## Written exercise
Check every line of the entries for "Barbs", and copy the lines that hold it.

## Exercise material
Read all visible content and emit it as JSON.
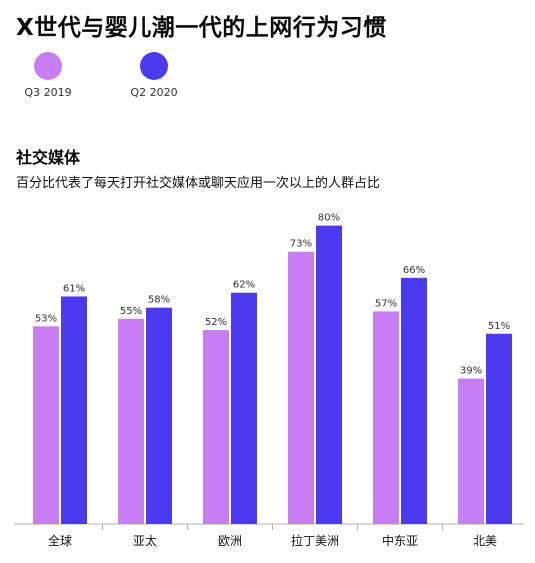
{
  "title": "X世代与婴儿潮一代的上网行为习惯",
  "section_title": "社交媒体",
  "subtitle": "百分比代表了每天打开社交媒体或聊天应用一次以上的人群占比",
  "colors": {
    "series_q3_2019": "#C77DF3",
    "series_q2_2020": "#4B3AF0",
    "axis": "#b0b0b0"
  },
  "chart_data": {
    "type": "bar",
    "title": "社交媒体",
    "subtitle": "百分比代表了每天打开社交媒体或聊天应用一次以上的人群占比",
    "xlabel": "",
    "ylabel": "",
    "ylim": [
      0,
      100
    ],
    "grid": false,
    "legend_position": "top-left",
    "categories": [
      "全球",
      "亚太",
      "欧洲",
      "拉丁美洲",
      "中东亚",
      "北美"
    ],
    "series": [
      {
        "name": "Q3 2019",
        "values": [
          53,
          55,
          52,
          73,
          57,
          39
        ],
        "labels": [
          "53%",
          "55%",
          "52%",
          "73%",
          "57%",
          "39%"
        ]
      },
      {
        "name": "Q2 2020",
        "values": [
          61,
          58,
          62,
          80,
          66,
          51
        ],
        "labels": [
          "61%",
          "58%",
          "62%",
          "80%",
          "66%",
          "51%"
        ]
      }
    ]
  }
}
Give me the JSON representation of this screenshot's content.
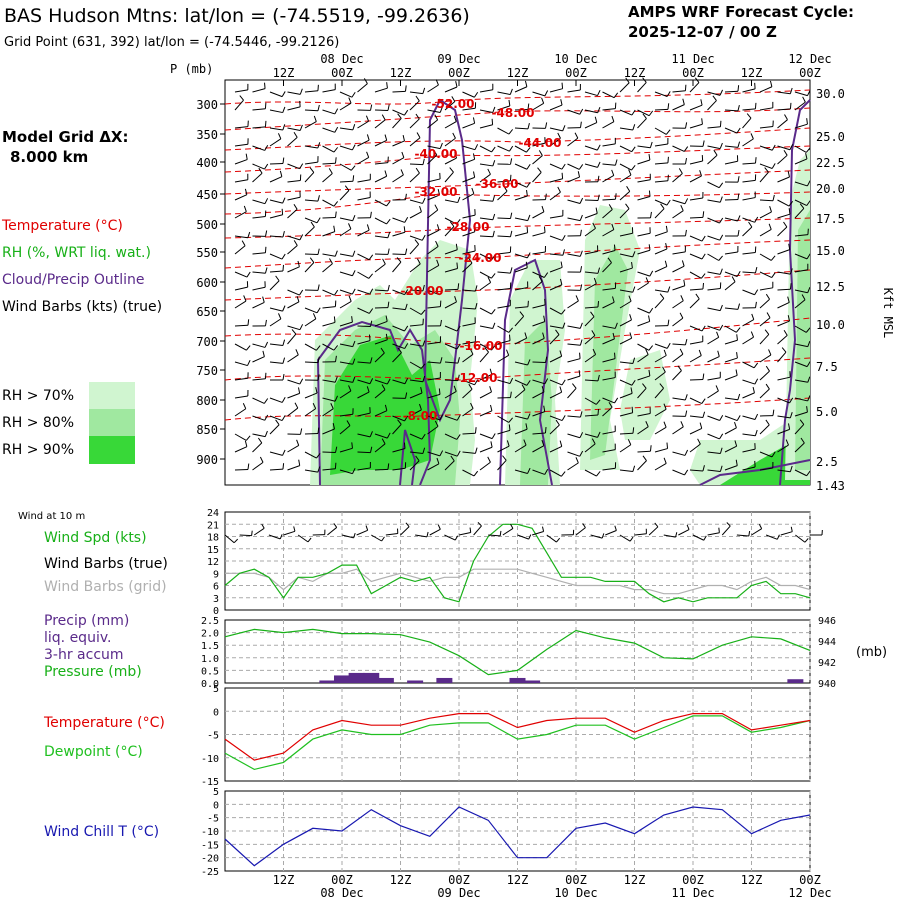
{
  "header": {
    "title": "BAS Hudson Mtns:  lat/lon = (-74.5519, -99.2636)",
    "subtitle": "Grid Point (631, 392) lat/lon = (-74.5446, -99.2126)",
    "cycle_line1": "AMPS WRF Forecast Cycle:",
    "cycle_line2": "2025-12-07 / 00  Z"
  },
  "legend": {
    "model_grid_1": "Model Grid ΔX:",
    "model_grid_2": "8.000 km",
    "temperature": "Temperature (°C)",
    "rh": "RH (%, WRT liq. wat.)",
    "cloud": "Cloud/Precip Outline",
    "wind": "Wind Barbs (kts) (true)",
    "rh70": "RH > 70%",
    "rh80": "RH > 80%",
    "rh90": "RH > 90%",
    "wind10m": "Wind at 10 m",
    "wind_spd": "Wind Spd (kts)",
    "wind_barbs_true": "Wind Barbs (true)",
    "wind_barbs_grid": "Wind Barbs (grid)",
    "precip1": "Precip (mm)",
    "precip2": "liq. equiv.",
    "precip3": "3-hr accum",
    "pressure": "Pressure (mb)",
    "pressure_unit": "(mb)",
    "temp2": "Temperature (°C)",
    "dewpoint": "Dewpoint (°C)",
    "windchill": "Wind Chill T (°C)"
  },
  "colors": {
    "temperature": "#e00000",
    "rh_green": "#18b018",
    "cloud": "#5a2a8a",
    "dewpoint": "#20c020",
    "windchill": "#1818b0",
    "rh70": "#d0f5d0",
    "rh80": "#a0e8a0",
    "rh90": "#38d838",
    "precip_bar": "#5a2a8a"
  },
  "chart_data": [
    {
      "type": "heatmap",
      "title": "",
      "time_axis_top": [
        "12Z",
        "00Z",
        "12Z",
        "00Z",
        "12Z",
        "00Z",
        "12Z",
        "00Z",
        "12Z",
        "00Z"
      ],
      "date_labels_top": [
        "08 Dec",
        "09 Dec",
        "10 Dec",
        "11 Dec",
        "12 Dec"
      ],
      "ylabel_left": "P (mb)",
      "ylabel_right": "Kft MSL",
      "pressure_ticks": [
        300,
        350,
        400,
        450,
        500,
        550,
        600,
        650,
        700,
        750,
        800,
        850,
        900
      ],
      "height_ticks": [
        "30.0",
        "25.0",
        "22.5",
        "20.0",
        "17.5",
        "15.0",
        "12.5",
        "10.0",
        "7.5",
        "5.0",
        "2.5",
        "1.43"
      ],
      "temperature_contour_labels": [
        "-52.00",
        "-48.00",
        "-44.00",
        "-40.00",
        "-36.00",
        "-32.00",
        "-28.00",
        "-24.00",
        "-20.00",
        "-16.00",
        "-12.00",
        "-8.00"
      ]
    },
    {
      "type": "line",
      "title": "Wind at 10 m",
      "ylim": [
        0,
        24
      ],
      "yticks": [
        "24",
        "21",
        "18",
        "15",
        "12",
        "9",
        "6",
        "3",
        "0"
      ],
      "x": [
        0,
        3,
        6,
        9,
        12,
        15,
        18,
        21,
        24,
        27,
        30,
        33,
        36,
        39,
        42,
        45,
        48,
        51,
        54,
        57,
        60,
        63,
        66,
        69,
        72,
        75,
        78,
        81,
        84,
        87,
        90,
        93,
        96,
        99,
        102,
        105,
        108,
        111,
        114,
        117,
        120
      ],
      "series": [
        {
          "name": "Wind Spd (kts)",
          "values": [
            6,
            9,
            10,
            8,
            3,
            8,
            8,
            9,
            11,
            11,
            4,
            6,
            8,
            7,
            8,
            3,
            2,
            12,
            18,
            21,
            21,
            20,
            14,
            8,
            8,
            8,
            7,
            7,
            7,
            4,
            2,
            3,
            2,
            3,
            3,
            3,
            6,
            7,
            4,
            4,
            3
          ]
        },
        {
          "name": "Wind Barbs (grid)",
          "values": [
            9,
            9,
            9,
            8,
            5,
            8,
            7,
            9,
            9,
            10,
            7,
            8,
            9,
            8,
            7,
            8,
            8,
            10,
            10,
            10,
            10,
            9,
            8,
            7,
            6,
            6,
            6,
            6,
            5,
            5,
            4,
            4,
            5,
            6,
            6,
            5,
            7,
            8,
            6,
            6,
            5
          ]
        }
      ]
    },
    {
      "type": "line",
      "title": "",
      "ylim": [
        0,
        2.5
      ],
      "yticks": [
        "2.5",
        "2.0",
        "1.5",
        "1.0",
        "0.5",
        "0.0"
      ],
      "y2ticks": [
        "946",
        "944",
        "942",
        "940"
      ],
      "x": [
        0,
        6,
        12,
        18,
        24,
        30,
        36,
        42,
        48,
        54,
        60,
        66,
        72,
        78,
        84,
        90,
        96,
        102,
        108,
        114,
        120
      ],
      "series": [
        {
          "name": "Pressure (mb)",
          "values": [
            944.4,
            945.1,
            944.8,
            945.1,
            944.7,
            944.7,
            944.6,
            943.9,
            942.6,
            940.8,
            941.2,
            943.2,
            945.0,
            944.3,
            943.8,
            942.4,
            942.3,
            943.6,
            944.4,
            944.2,
            943.1
          ]
        },
        {
          "name": "Precip (mm)",
          "x": [
            21,
            24,
            27,
            30,
            33,
            39,
            45,
            60,
            63,
            117
          ],
          "values": [
            0.1,
            0.3,
            0.4,
            0.4,
            0.2,
            0.1,
            0.2,
            0.2,
            0.1,
            0.15
          ]
        }
      ]
    },
    {
      "type": "line",
      "title": "",
      "ylim": [
        -15,
        5
      ],
      "yticks": [
        "5",
        "0",
        "-5",
        "-10",
        "-15"
      ],
      "x": [
        0,
        6,
        12,
        18,
        24,
        30,
        36,
        42,
        48,
        54,
        60,
        66,
        72,
        78,
        84,
        90,
        96,
        102,
        108,
        114,
        120
      ],
      "series": [
        {
          "name": "Temperature (°C)",
          "values": [
            -6,
            -10.5,
            -9,
            -4,
            -2,
            -3,
            -3,
            -1.5,
            -0.5,
            -0.5,
            -3.5,
            -2,
            -1.5,
            -1.5,
            -4.5,
            -2,
            -0.5,
            -0.5,
            -4,
            -3,
            -2
          ]
        },
        {
          "name": "Dewpoint (°C)",
          "values": [
            -9,
            -12.5,
            -11,
            -6,
            -4,
            -5,
            -5,
            -3,
            -2.5,
            -2.5,
            -6,
            -5,
            -3,
            -3,
            -6,
            -3.5,
            -1,
            -1,
            -4.5,
            -3.5,
            -2
          ]
        }
      ]
    },
    {
      "type": "line",
      "title": "",
      "ylim": [
        -25,
        5
      ],
      "yticks": [
        "5",
        "0",
        "-5",
        "-10",
        "-15",
        "-20",
        "-25"
      ],
      "time_axis_bottom": [
        "12Z",
        "00Z",
        "12Z",
        "00Z",
        "12Z",
        "00Z",
        "12Z",
        "00Z",
        "12Z",
        "00Z"
      ],
      "date_labels_bottom": [
        "08 Dec",
        "09 Dec",
        "10 Dec",
        "11 Dec",
        "12 Dec"
      ],
      "x": [
        0,
        6,
        12,
        18,
        24,
        30,
        36,
        42,
        48,
        54,
        60,
        66,
        72,
        78,
        84,
        90,
        96,
        102,
        108,
        114,
        120
      ],
      "series": [
        {
          "name": "Wind Chill T (°C)",
          "values": [
            -13,
            -23,
            -15,
            -9,
            -10,
            -2,
            -8,
            -12,
            -1,
            -6,
            -20,
            -20,
            -9,
            -7,
            -11,
            -4,
            -1,
            -2,
            -11,
            -6,
            -4
          ]
        }
      ]
    }
  ]
}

## Output below
    "wind": "Wind Barbs (kts) (true)",
    "wind_barbs_true": "Wind Barbs (true)",
    "wind_barbs_grid": "Wind Barbs (grid)",
          "name": "Wind Barbs (grid)",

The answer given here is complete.